TASK TO COMPLETE: Set every record down verbatim and omit the pictures.

INPUT ROWS:

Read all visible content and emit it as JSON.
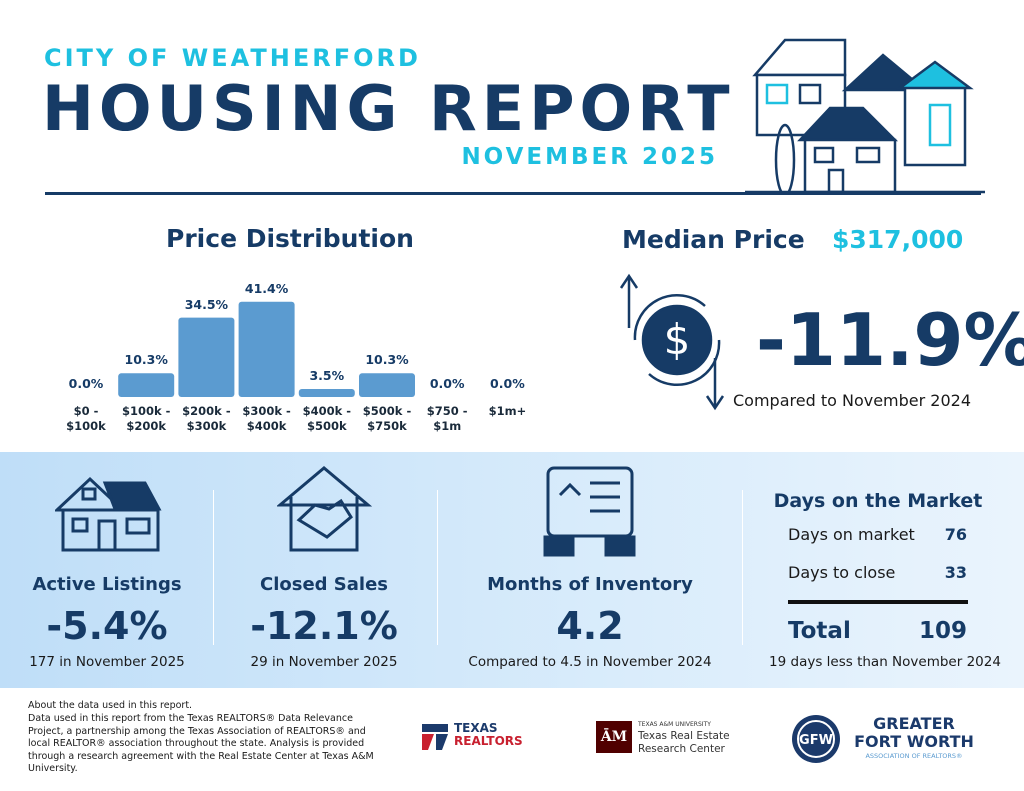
{
  "header": {
    "city": "CITY OF WEATHERFORD",
    "title": "HOUSING REPORT",
    "period": "NOVEMBER 2025"
  },
  "price_distribution": {
    "title": "Price Distribution",
    "categories": [
      "$0 - $100k",
      "$100k - $200k",
      "$200k - $300k",
      "$300k - $400k",
      "$400k - $500k",
      "$500k - $750k",
      "$750 - $1m",
      "$1m+"
    ],
    "values": [
      0.0,
      10.3,
      34.5,
      41.4,
      3.5,
      10.3,
      0.0,
      0.0
    ],
    "value_labels": [
      "0.0%",
      "10.3%",
      "34.5%",
      "41.4%",
      "3.5%",
      "10.3%",
      "0.0%",
      "0.0%"
    ],
    "color": "#5b9bd0"
  },
  "median_price": {
    "label": "Median Price",
    "value": "$317,000",
    "change": "-11.9%",
    "note": "Compared to November 2024"
  },
  "metrics": [
    {
      "label": "Active Listings",
      "change": "-5.4%",
      "note": "177 in November 2025"
    },
    {
      "label": "Closed Sales",
      "change": "-12.1%",
      "note": "29 in November 2025"
    },
    {
      "label": "Months of Inventory",
      "change": "4.2",
      "note": "Compared to 4.5 in November 2024"
    }
  ],
  "days_on_market": {
    "title": "Days on the Market",
    "rows": [
      [
        "Days on market",
        "76"
      ],
      [
        "Days to close",
        "33"
      ]
    ],
    "total_label": "Total",
    "total": "109",
    "note": "19 days less than November 2024"
  },
  "footer": {
    "about": "About the data used in this report.",
    "text": "Data used in this report from the Texas REALTORS® Data Relevance Project, a partnership among the Texas Association of REALTORS® and local REALTOR® association throughout the state. Analysis is provided through a research agreement with the Real Estate Center at Texas A&M University.",
    "logo_texas": "TEXAS",
    "logo_realtors": "REALTORS",
    "logo_tamu_small": "TEXAS A&M UNIVERSITY",
    "logo_tamu": "Texas Real Estate Research Center",
    "logo_gfw_1": "GREATER",
    "logo_gfw_2": "FORT WORTH",
    "logo_gfw_3": "ASSOCIATION OF REALTORS®"
  }
}
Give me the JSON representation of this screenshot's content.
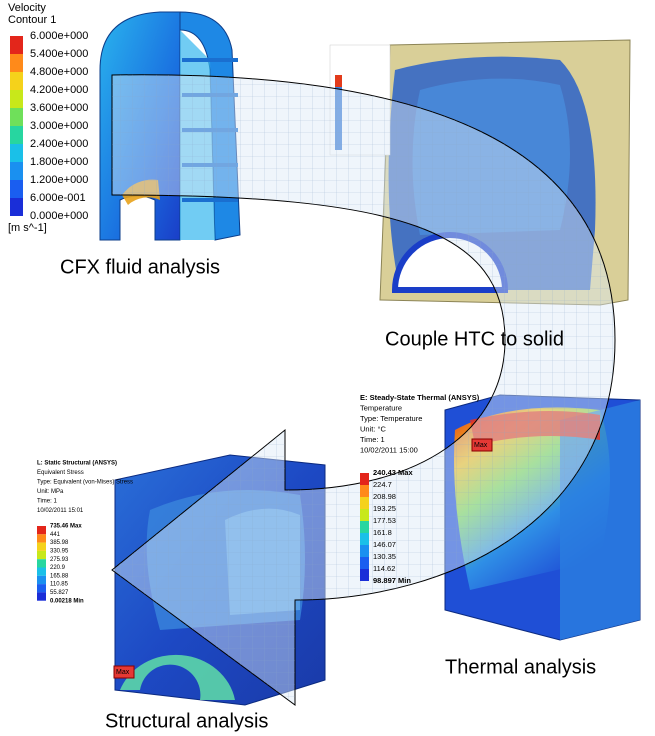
{
  "cfx": {
    "legend_title": [
      "Velocity",
      "Contour 1"
    ],
    "legend_values": [
      "6.000e+000",
      "5.400e+000",
      "4.800e+000",
      "4.200e+000",
      "3.600e+000",
      "3.000e+000",
      "2.400e+000",
      "1.800e+000",
      "1.200e+000",
      "6.000e-001",
      "0.000e+000"
    ],
    "unit": "[m s^-1]",
    "caption": "CFX fluid analysis"
  },
  "couple": {
    "caption": "Couple HTC to solid"
  },
  "thermal": {
    "header": [
      "E: Steady-State Thermal (ANSYS)",
      "Temperature",
      "Type: Temperature",
      "Unit: °C",
      "Time: 1",
      "10/02/2011 15:00"
    ],
    "legend_values": [
      "240.43 Max",
      "224.7",
      "208.98",
      "193.25",
      "177.53",
      "161.8",
      "146.07",
      "130.35",
      "114.62",
      "98.897 Min"
    ],
    "marker": "Max",
    "caption": "Thermal analysis"
  },
  "structural": {
    "header": [
      "L: Static Structural (ANSYS)",
      "Equivalent Stress",
      "Type: Equivalent (von-Mises) Stress",
      "Unit: MPa",
      "Time: 1",
      "10/02/2011 15:01"
    ],
    "legend_values": [
      "735.46 Max",
      "441",
      "385.98",
      "330.95",
      "275.93",
      "220.9",
      "165.88",
      "110.85",
      "55.827",
      "0.00218 Min"
    ],
    "marker": "Max",
    "caption": "Structural analysis"
  }
}
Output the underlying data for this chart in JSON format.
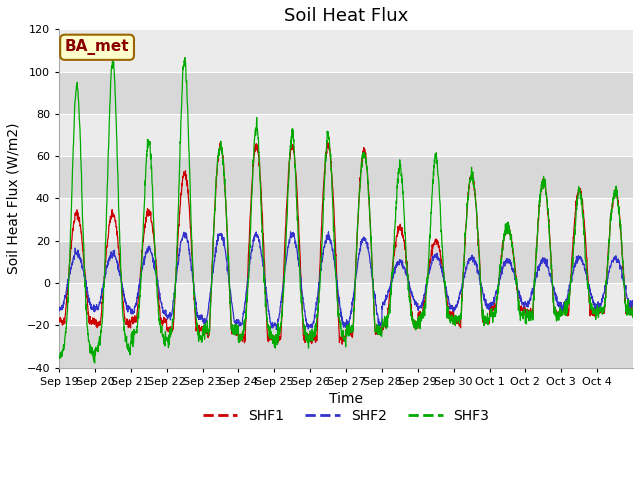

EXPECTED ANSWER:
Read all visible content and emit it as JSON.
{
  "header": {
    "city": "CITY OF WEATHERFORD",
    "title": "HOUSING REPORT",
    "period": "NOVEMBER 2025"
  },
  "price_distribution": {
    "title": "Price Distribution",
    "categories": [
      "$0 - $100k",
      "$100k - $200k",
      "$200k - $300k",
      "$300k - $400k",
      "$400k - $500k",
      "$500k - $750k",
      "$750 - $1m",
      "$1m+"
    ],
    "values": [
      0.0,
      10.3,
      34.5,
      41.4,
      3.5,
      10.3,
      0.0,
      0.0
    ],
    "value_labels": [
      "0.0%",
      "10.3%",
      "34.5%",
      "41.4%",
      "3.5%",
      "10.3%",
      "0.0%",
      "0.0%"
    ],
    "color": "#5b9bd0"
  },
  "median_price": {
    "label": "Median Price",
    "value": "$317,000",
    "change": "-11.9%",
    "note": "Compared to November 2024"
  },
  "metrics": [
    {
      "label": "Active Listings",
      "change": "-5.4%",
      "note": "177 in November 2025"
    },
    {
      "label": "Closed Sales",
      "change": "-12.1%",
      "note": "29 in November 2025"
    },
    {
      "label": "Months of Inventory",
      "change": "4.2",
      "note": "Compared to 4.5 in November 2024"
    }
  ],
  "days_on_market": {
    "title": "Days on the Market",
    "rows": [
      [
        "Days on market",
        "76"
      ],
      [
        "Days to close",
        "33"
      ]
    ],
    "total_label": "Total",
    "total": "109",
    "note": "19 days less than November 2024"
  },
  "footer": {
    "about": "About the data used in this report.",
    "text": "Data used in this report from the Texas REALTORS® Data Relevance Project, a partnership among the Texas Association of REALTORS® and local REALTOR® association throughout the state. Analysis is provided through a research agreement with the Real Estate Center at Texas A&M University.",
    "logo_texas": "TEXAS",
    "logo_realtors": "REALTORS",
    "logo_tamu_small": "TEXAS A&M UNIVERSITY",
    "logo_tamu": "Texas Real Estate Research Center",
    "logo_gfw_1": "GREATER",
    "logo_gfw_2": "FORT WORTH",
    "logo_gfw_3": "ASSOCIATION OF REALTORS®"
  }
}
Give me the JSON representation of this screenshot's content.
{
  "cfx": {
    "legend_title": [
      "Velocity",
      "Contour 1"
    ],
    "legend_values": [
      "6.000e+000",
      "5.400e+000",
      "4.800e+000",
      "4.200e+000",
      "3.600e+000",
      "3.000e+000",
      "2.400e+000",
      "1.800e+000",
      "1.200e+000",
      "6.000e-001",
      "0.000e+000"
    ],
    "unit": "[m s^-1]",
    "caption": "CFX fluid analysis"
  },
  "couple": {
    "caption": "Couple HTC to solid"
  },
  "thermal": {
    "header": [
      "E: Steady-State Thermal (ANSYS)",
      "Temperature",
      "Type: Temperature",
      "Unit: °C",
      "Time: 1",
      "10/02/2011 15:00"
    ],
    "legend_values": [
      "240.43 Max",
      "224.7",
      "208.98",
      "193.25",
      "177.53",
      "161.8",
      "146.07",
      "130.35",
      "114.62",
      "98.897 Min"
    ],
    "marker": "Max",
    "caption": "Thermal analysis"
  },
  "structural": {
    "header": [
      "L: Static Structural (ANSYS)",
      "Equivalent Stress",
      "Type: Equivalent (von-Mises) Stress",
      "Unit: MPa",
      "Time: 1",
      "10/02/2011 15:01"
    ],
    "legend_values": [
      "735.46 Max",
      "441",
      "385.98",
      "330.95",
      "275.93",
      "220.9",
      "165.88",
      "110.85",
      "55.827",
      "0.00218 Min"
    ],
    "marker": "Max",
    "caption": "Structural analysis"
  }
}
Output the underlying data for this chart in JSON format.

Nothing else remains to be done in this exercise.